>> BEGIN Task material

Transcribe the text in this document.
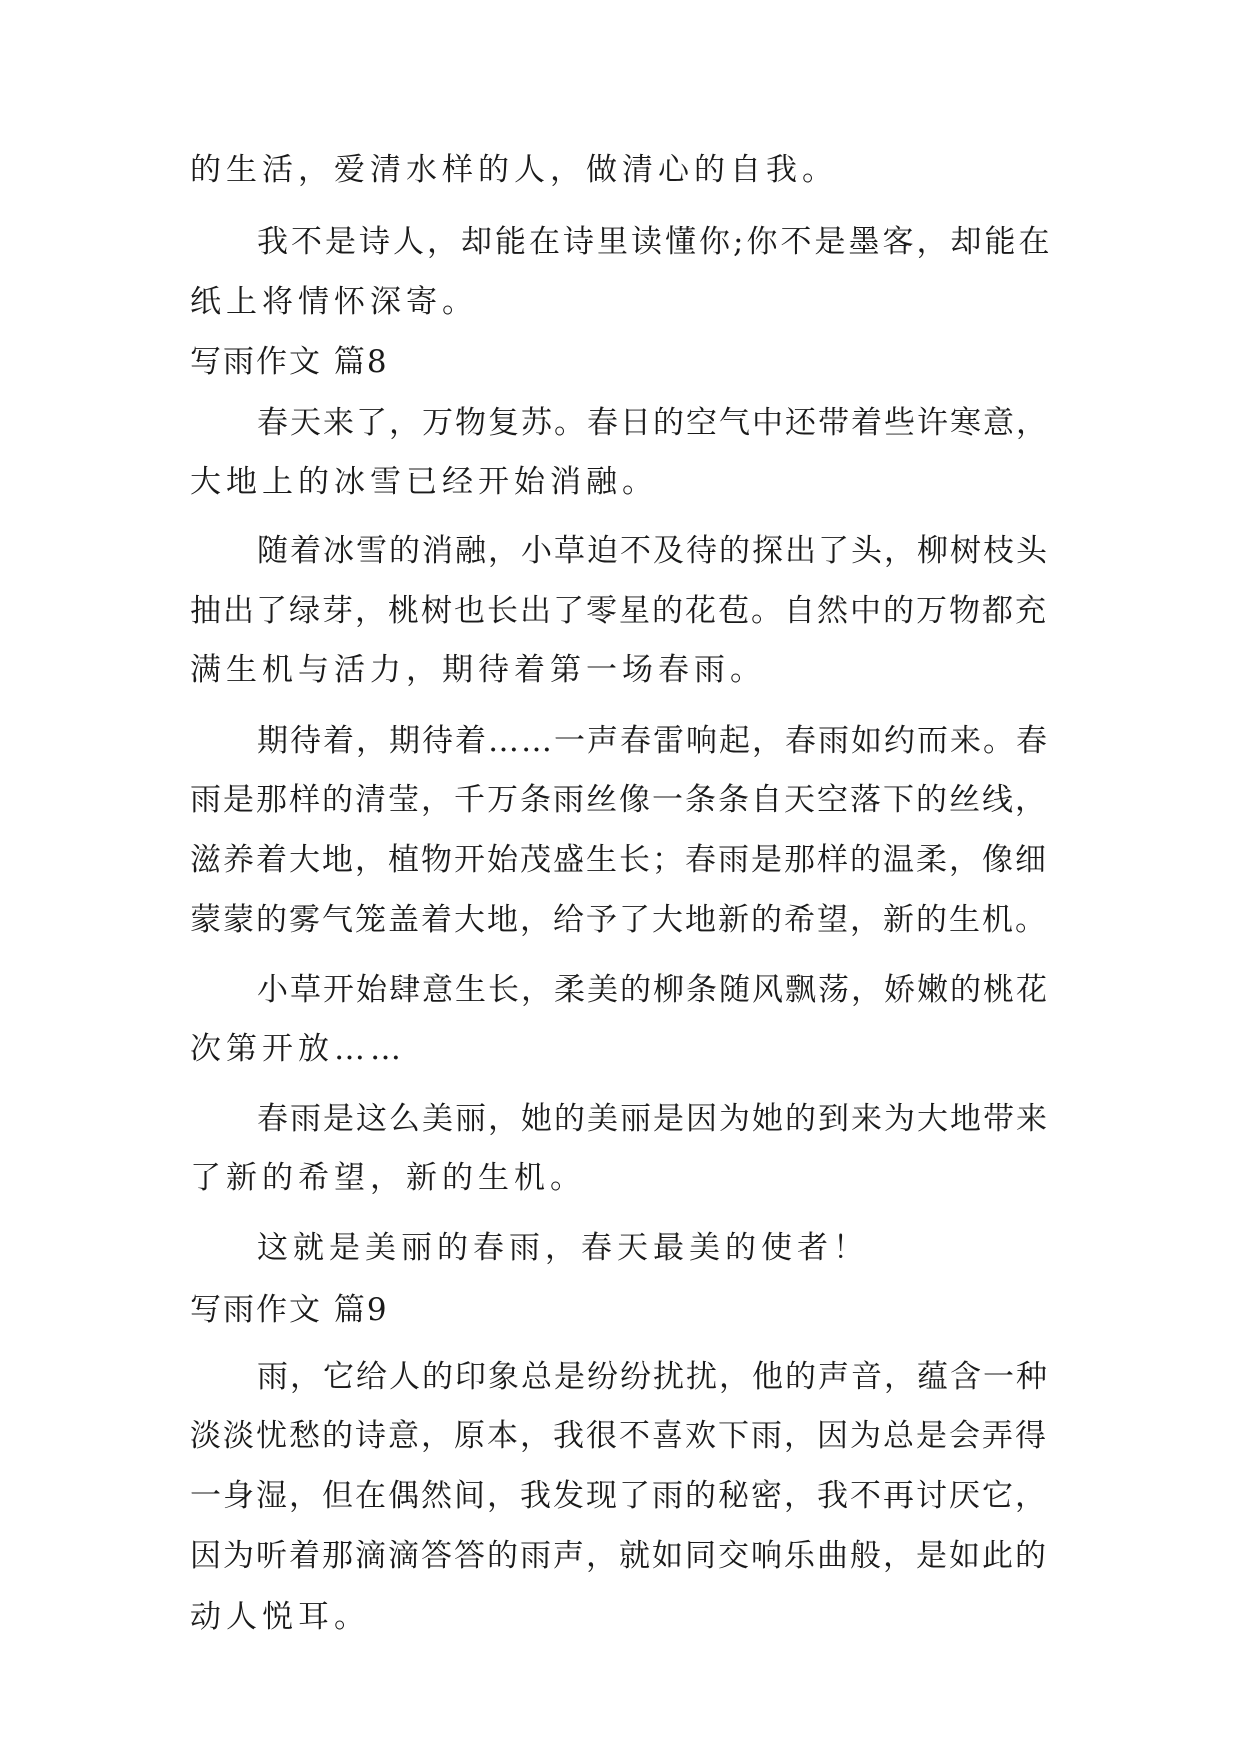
的生活，爱清水样的人，做清心的自我。
我不是诗人，却能在诗里读懂你;你不是墨客，却能在
纸上将情怀深寄。
写雨作文 篇8
春天来了，万物复苏。春日的空气中还带着些许寒意，
大地上的冰雪已经开始消融。
随着冰雪的消融，小草迫不及待的探出了头，柳树枝头
抽出了绿芽，桃树也长出了零星的花苞。自然中的万物都充
满生机与活力，期待着第一场春雨。
期待着，期待着……一声春雷响起，春雨如约而来。春
雨是那样的清莹，千万条雨丝像一条条自天空落下的丝线，
滋养着大地，植物开始茂盛生长；春雨是那样的温柔，像细
蒙蒙的雾气笼盖着大地，给予了大地新的希望，新的生机。
小草开始肆意生长，柔美的柳条随风飘荡，娇嫩的桃花
次第开放……
春雨是这么美丽，她的美丽是因为她的到来为大地带来
了新的希望，新的生机。
这就是美丽的春雨，春天最美的使者！
写雨作文 篇9
雨，它给人的印象总是纷纷扰扰，他的声音，蕴含一种
淡淡忧愁的诗意，原本，我很不喜欢下雨，因为总是会弄得
一身湿，但在偶然间，我发现了雨的秘密，我不再讨厌它，
因为听着那滴滴答答的雨声，就如同交响乐曲般，是如此的
动人悦耳。
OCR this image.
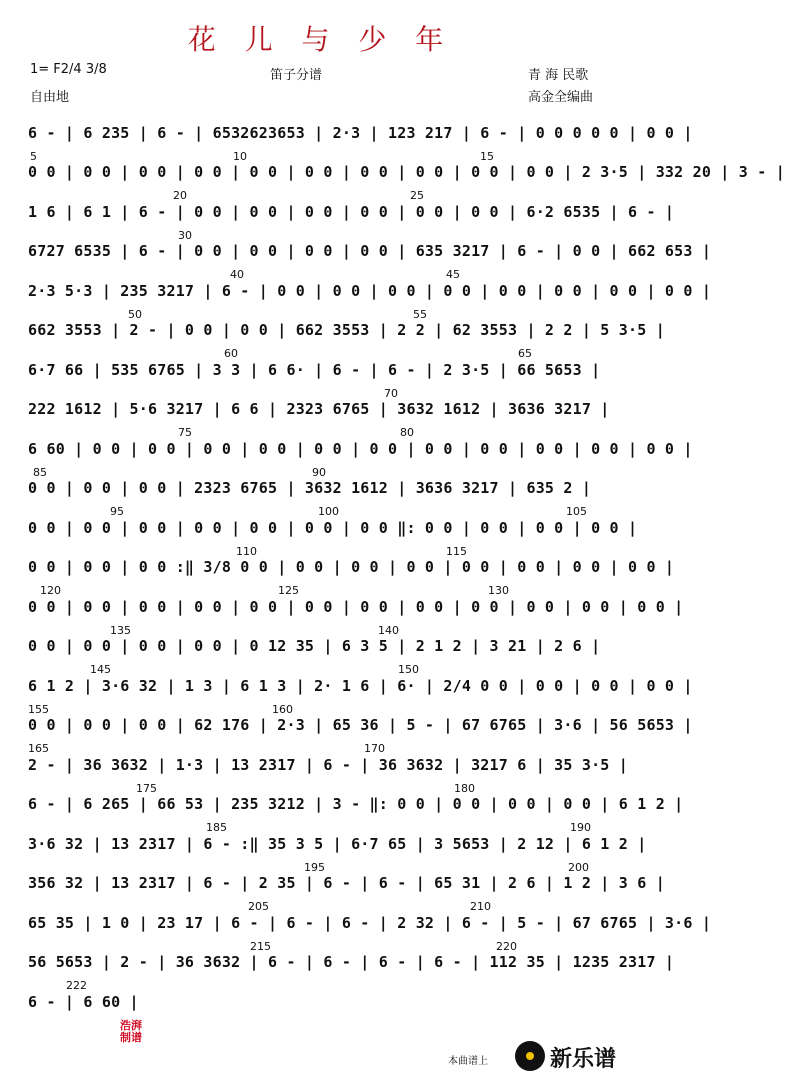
花 儿 与 少 年
1= F2/4 3/8
自由地
笛子分谱	青 海 民歌
高金全编曲
6 - | 6 235 | 6 - | 6532623653 | 2·3 | 123 217 | 6 - | 0 0 0 0 0 | 0 0 |
5	10	15
0 0 | 0 0 | 0 0 | 0 0 | 0 0 | 0 0 | 0 0 | 0 0 | 0 0 | 0 0 | 2 3·5 | 332 20 | 3 - |
20	25
1 6 | 6 1 | 6 - | 0 0 | 0 0 | 0 0 | 0 0 | 0 0 | 0 0 | 6·2 6535 | 6 - |
30
6727 6535 | 6 - | 0 0 | 0 0 | 0 0 | 0 0 | 635 3217 | 6 - | 0 0 | 662 653 |
40	45
2·3 5·3 | 235 3217 | 6 - | 0 0 | 0 0 | 0 0 | 0 0 | 0 0 | 0 0 | 0 0 | 0 0 |
50	55
662 3553 | 2 - | 0 0 | 0 0 | 662 3553 | 2 2 | 62 3553 | 2 2 | 5 3·5 |
60	65
6·7 66 | 535 6765 | 3 3 | 6 6· | 6 - | 6 - | 2 3·5 | 66 5653 |
70
222 1612 | 5·6 3217 | 6 6 | 2323 6765 | 3632 1612 | 3636 3217 |
75	80
6 60 | 0 0 | 0 0 | 0 0 | 0 0 | 0 0 | 0 0 | 0 0 | 0 0 | 0 0 | 0 0 | 0 0 |
85	90
0 0 | 0 0 | 0 0 | 2323 6765 | 3632 1612 | 3636 3217 | 635 2 |
95	100	105
0 0 | 0 0 | 0 0 | 0 0 | 0 0 | 0 0 | 0 0 ‖: 0 0 | 0 0 | 0 0 | 0 0 |
110	115
0 0 | 0 0 | 0 0 :‖ 3/8 0 0 | 0 0 | 0 0 | 0 0 | 0 0 | 0 0 | 0 0 | 0 0 |
120	125	130
0 0 | 0 0 | 0 0 | 0 0 | 0 0 | 0 0 | 0 0 | 0 0 | 0 0 | 0 0 | 0 0 | 0 0 |
135	140
0 0 | 0 0 | 0 0 | 0 0 | 0 12 35 | 6 3 5 | 2 1 2 | 3 21 | 2 6 |
145	150
6 1 2 | 3·6 32 | 1 3 | 6 1 3 | 2· 1 6 | 6· | 2/4 0 0 | 0 0 | 0 0 | 0 0 |
155	160
0 0 | 0 0 | 0 0 | 62 176 | 2·3 | 65 36 | 5 - | 67 6765 | 3·6 | 56 5653 |
165	170
2 - | 36 3632 | 1·3 | 13 2317 | 6 - | 36 3632 | 3217 6 | 35 3·5 |
175	180
6 - | 6 265 | 66 53 | 235 3212 | 3 - ‖: 0 0 | 0 0 | 0 0 | 0 0 | 6 1 2 |
185	190
3·6 32 | 13 2317 | 6 - :‖ 35 3 5 | 6·7 65 | 3 5653 | 2 12 | 6 1 2 |
195	200
356 32 | 13 2317 | 6 - | 2 35 | 6 - | 6 - | 65 31 | 2 6 | 1 2 | 3 6 |
205	210
65 35 | 1 0 | 23 17 | 6 - | 6 - | 6 - | 2 32 | 6 - | 5 - | 67 6765 | 3·6 |
215	220
56 5653 | 2 - | 36 3632 | 6 - | 6 - | 6 - | 6 - | 112 35 | 1235 2317 |
222
6 - | 6 60 |
浩湃制谱
本曲谱上	新乐谱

>> END Task material

**Description of the task**. Return each full line of the entries that contains the word "this".

**Answer to the exercise**.
Transcribe the text in this document.
OCR this image.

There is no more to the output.